══ Dataset excerpts

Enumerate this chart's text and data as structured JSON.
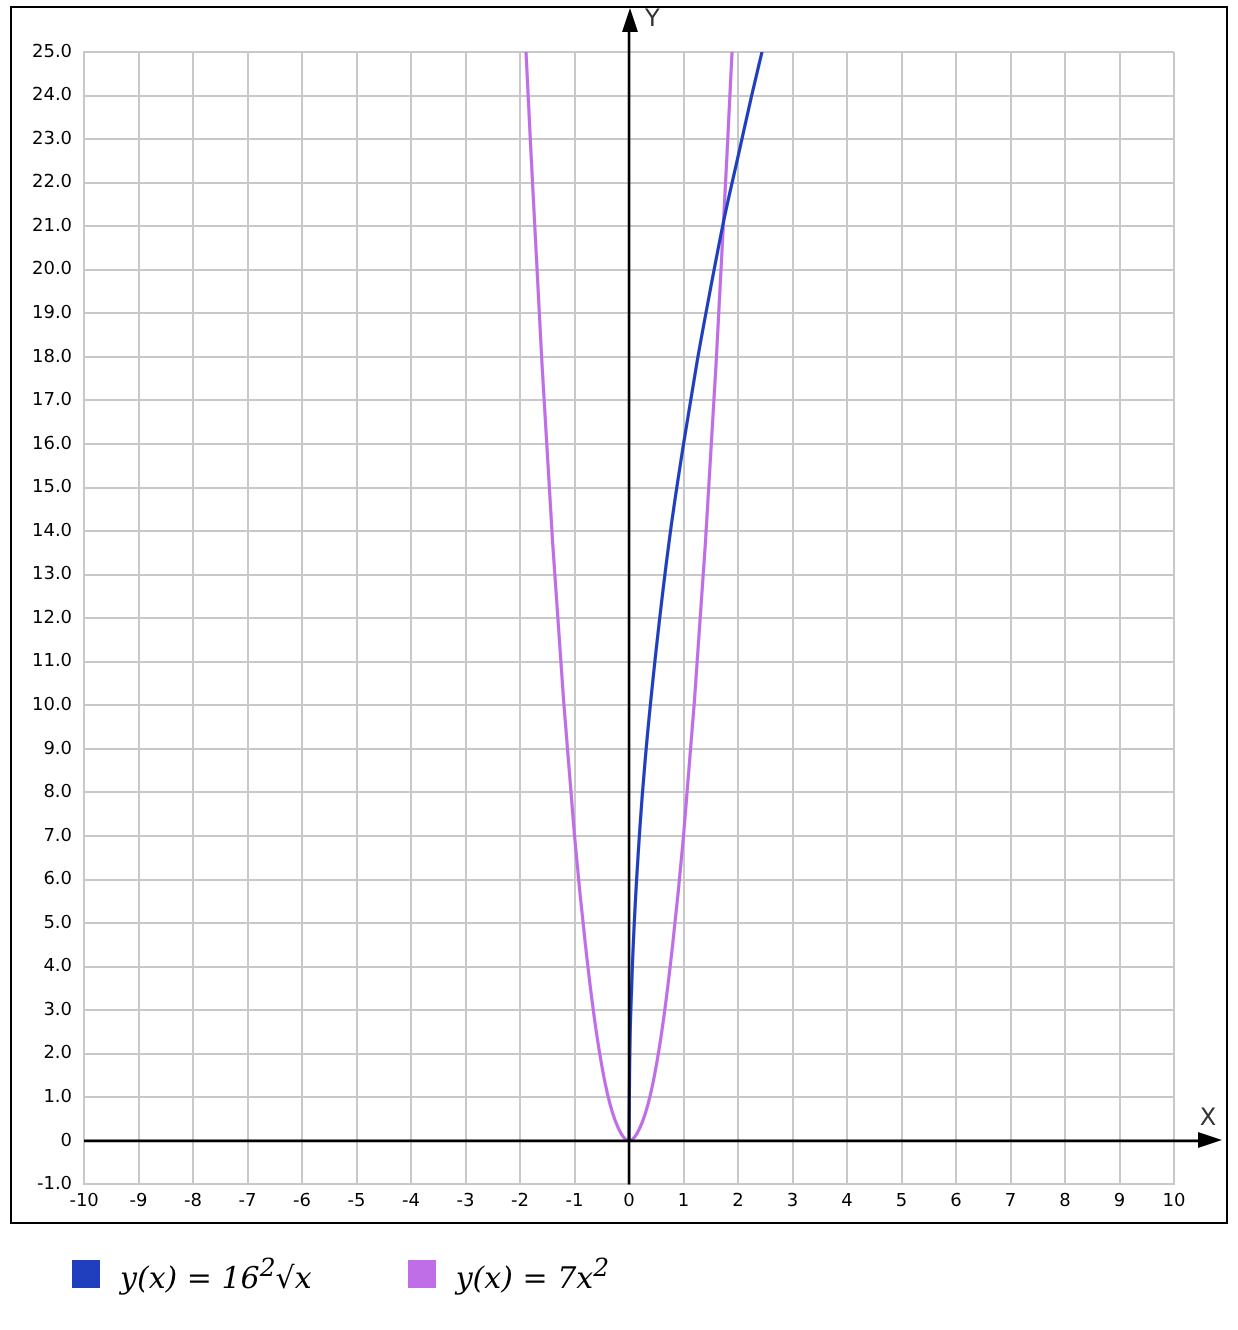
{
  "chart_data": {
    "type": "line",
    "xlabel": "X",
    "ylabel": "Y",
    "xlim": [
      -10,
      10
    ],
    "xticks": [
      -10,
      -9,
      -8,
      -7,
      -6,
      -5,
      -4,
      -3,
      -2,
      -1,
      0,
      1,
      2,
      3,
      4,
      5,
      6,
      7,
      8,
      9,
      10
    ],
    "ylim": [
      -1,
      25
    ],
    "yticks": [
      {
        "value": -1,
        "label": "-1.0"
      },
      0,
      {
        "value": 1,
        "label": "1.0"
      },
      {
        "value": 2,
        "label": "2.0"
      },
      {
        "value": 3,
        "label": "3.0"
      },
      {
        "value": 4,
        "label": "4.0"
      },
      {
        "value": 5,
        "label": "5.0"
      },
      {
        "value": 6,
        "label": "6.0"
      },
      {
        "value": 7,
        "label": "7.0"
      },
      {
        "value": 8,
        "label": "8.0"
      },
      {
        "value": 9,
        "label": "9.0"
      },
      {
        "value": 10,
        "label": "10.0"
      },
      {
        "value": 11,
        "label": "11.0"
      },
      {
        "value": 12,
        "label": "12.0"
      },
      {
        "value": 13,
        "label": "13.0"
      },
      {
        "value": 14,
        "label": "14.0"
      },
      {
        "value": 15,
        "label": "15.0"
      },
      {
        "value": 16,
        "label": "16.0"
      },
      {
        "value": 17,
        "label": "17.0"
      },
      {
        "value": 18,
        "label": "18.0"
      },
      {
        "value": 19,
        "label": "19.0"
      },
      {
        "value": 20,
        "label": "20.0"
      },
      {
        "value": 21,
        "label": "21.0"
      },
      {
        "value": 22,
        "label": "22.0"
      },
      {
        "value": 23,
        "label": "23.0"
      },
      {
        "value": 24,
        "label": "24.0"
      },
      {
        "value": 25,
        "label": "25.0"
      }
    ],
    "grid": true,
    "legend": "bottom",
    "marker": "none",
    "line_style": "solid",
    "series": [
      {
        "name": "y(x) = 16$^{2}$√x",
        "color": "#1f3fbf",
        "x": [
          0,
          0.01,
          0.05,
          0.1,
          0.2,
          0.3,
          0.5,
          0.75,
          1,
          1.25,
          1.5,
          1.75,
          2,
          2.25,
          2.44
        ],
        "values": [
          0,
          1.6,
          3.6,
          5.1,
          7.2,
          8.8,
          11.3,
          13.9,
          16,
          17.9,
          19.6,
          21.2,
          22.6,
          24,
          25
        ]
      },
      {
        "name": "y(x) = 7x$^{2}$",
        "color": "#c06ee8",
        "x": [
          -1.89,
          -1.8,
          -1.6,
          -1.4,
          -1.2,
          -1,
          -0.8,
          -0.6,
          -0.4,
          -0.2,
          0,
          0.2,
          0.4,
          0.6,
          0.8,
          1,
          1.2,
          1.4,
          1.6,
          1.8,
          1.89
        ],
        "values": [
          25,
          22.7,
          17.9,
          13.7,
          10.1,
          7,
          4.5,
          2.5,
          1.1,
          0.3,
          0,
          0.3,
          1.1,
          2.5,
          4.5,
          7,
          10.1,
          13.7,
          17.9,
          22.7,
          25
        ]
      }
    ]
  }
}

════
══ Dataset excerpts

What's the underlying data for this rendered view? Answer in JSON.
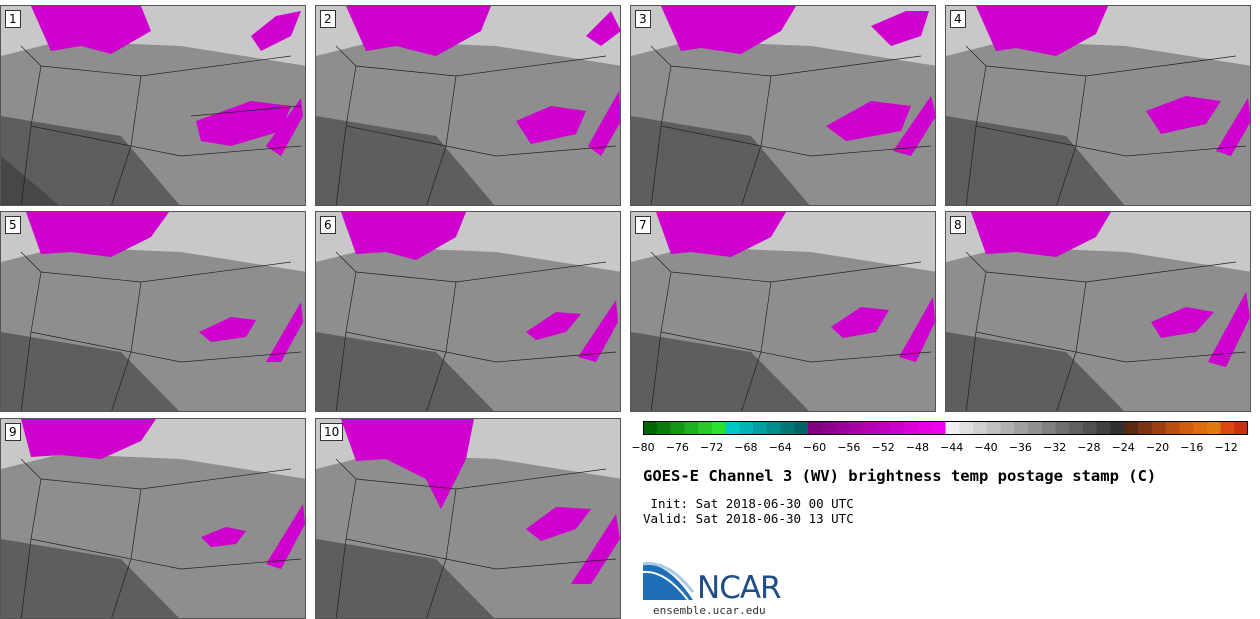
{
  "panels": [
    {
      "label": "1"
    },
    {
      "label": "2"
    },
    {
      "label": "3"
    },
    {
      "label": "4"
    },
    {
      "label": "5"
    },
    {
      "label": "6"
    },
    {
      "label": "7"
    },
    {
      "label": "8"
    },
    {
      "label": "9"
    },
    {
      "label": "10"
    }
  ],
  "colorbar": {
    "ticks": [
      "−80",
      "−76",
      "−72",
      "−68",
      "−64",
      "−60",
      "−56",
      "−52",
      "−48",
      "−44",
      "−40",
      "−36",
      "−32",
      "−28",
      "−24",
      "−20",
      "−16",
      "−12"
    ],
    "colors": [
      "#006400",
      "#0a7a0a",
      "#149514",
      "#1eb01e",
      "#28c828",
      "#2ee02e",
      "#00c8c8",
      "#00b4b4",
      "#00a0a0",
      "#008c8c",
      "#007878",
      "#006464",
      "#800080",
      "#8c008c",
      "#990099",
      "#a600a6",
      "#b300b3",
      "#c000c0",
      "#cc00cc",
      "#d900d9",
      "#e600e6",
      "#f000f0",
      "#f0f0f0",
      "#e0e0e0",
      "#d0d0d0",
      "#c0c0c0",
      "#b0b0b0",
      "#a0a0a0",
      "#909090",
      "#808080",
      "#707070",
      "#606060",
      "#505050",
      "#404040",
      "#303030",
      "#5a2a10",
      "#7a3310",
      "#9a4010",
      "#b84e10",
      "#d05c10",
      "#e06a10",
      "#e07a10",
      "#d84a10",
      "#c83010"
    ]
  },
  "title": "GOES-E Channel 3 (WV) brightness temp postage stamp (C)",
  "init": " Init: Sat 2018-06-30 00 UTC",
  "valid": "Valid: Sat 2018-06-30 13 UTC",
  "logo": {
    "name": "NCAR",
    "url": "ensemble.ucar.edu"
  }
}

════

> [Task goal] Scan the material above for the word "this". Copy each line where it occurs.

> [Response]
Enumerate this chart's text and data as structured JSON.
What's the underlying data for this rendered view? Answer in JSON.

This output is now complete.